RECORDED INFORMATION:
— start —
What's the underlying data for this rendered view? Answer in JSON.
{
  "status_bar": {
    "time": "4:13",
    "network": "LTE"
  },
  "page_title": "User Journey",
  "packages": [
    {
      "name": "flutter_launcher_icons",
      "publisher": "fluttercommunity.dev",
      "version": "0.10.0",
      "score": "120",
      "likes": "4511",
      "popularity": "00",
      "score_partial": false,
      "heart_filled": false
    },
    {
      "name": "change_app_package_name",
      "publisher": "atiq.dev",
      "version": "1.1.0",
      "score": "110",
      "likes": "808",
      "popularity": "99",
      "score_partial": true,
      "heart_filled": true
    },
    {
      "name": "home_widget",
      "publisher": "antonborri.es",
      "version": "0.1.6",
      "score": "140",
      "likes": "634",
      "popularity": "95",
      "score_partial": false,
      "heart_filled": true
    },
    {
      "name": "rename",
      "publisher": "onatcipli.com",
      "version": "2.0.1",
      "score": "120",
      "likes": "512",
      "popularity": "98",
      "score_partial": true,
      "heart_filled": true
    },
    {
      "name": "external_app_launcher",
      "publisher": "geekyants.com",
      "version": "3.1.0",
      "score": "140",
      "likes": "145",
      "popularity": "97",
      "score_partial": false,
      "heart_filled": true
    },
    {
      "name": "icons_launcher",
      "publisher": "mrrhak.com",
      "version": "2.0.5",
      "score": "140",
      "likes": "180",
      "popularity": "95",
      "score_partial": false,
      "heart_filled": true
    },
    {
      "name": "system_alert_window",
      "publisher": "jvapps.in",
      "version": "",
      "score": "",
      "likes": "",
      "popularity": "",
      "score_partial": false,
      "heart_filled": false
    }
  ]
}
— end —
— start —
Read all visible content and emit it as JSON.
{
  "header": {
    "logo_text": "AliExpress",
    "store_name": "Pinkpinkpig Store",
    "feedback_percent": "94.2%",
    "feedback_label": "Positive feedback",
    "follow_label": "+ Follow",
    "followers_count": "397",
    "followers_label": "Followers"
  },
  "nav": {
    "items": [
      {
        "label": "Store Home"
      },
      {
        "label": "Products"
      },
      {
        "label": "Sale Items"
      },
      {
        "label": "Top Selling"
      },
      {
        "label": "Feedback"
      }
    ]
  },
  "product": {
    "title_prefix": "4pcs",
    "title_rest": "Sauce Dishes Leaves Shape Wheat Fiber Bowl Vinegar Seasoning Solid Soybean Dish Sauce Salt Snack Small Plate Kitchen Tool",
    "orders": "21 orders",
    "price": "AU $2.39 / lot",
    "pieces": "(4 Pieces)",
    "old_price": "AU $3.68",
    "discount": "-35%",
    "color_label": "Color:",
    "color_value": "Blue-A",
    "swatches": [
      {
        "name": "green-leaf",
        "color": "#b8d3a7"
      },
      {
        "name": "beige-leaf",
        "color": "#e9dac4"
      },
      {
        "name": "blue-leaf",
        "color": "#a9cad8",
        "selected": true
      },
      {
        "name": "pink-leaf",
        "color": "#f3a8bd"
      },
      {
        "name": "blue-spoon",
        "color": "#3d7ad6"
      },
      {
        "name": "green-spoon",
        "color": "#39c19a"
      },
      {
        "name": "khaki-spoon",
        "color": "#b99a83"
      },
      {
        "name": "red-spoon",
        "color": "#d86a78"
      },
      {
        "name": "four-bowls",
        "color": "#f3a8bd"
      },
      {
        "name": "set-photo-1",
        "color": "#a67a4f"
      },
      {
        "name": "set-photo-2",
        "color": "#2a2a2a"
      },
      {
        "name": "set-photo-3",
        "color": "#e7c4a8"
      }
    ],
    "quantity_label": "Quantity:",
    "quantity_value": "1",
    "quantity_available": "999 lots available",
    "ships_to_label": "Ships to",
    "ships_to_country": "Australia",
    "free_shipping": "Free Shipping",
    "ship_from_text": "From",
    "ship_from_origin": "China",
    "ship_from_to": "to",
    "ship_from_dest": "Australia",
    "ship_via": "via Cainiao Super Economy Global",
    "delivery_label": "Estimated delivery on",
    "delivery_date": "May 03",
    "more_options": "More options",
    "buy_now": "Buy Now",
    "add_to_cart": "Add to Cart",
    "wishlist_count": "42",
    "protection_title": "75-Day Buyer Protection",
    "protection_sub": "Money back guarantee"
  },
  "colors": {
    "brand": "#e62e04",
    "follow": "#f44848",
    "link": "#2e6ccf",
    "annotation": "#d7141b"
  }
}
— end —
EXERCISE DIRECTIONS: Search the entries for the word "leaf" and gather every line where it appears.

PROBLEM SOLUTION:
        "name": "green-leaf",
        "name": "beige-leaf",
        "name": "blue-leaf",
        "name": "pink-leaf",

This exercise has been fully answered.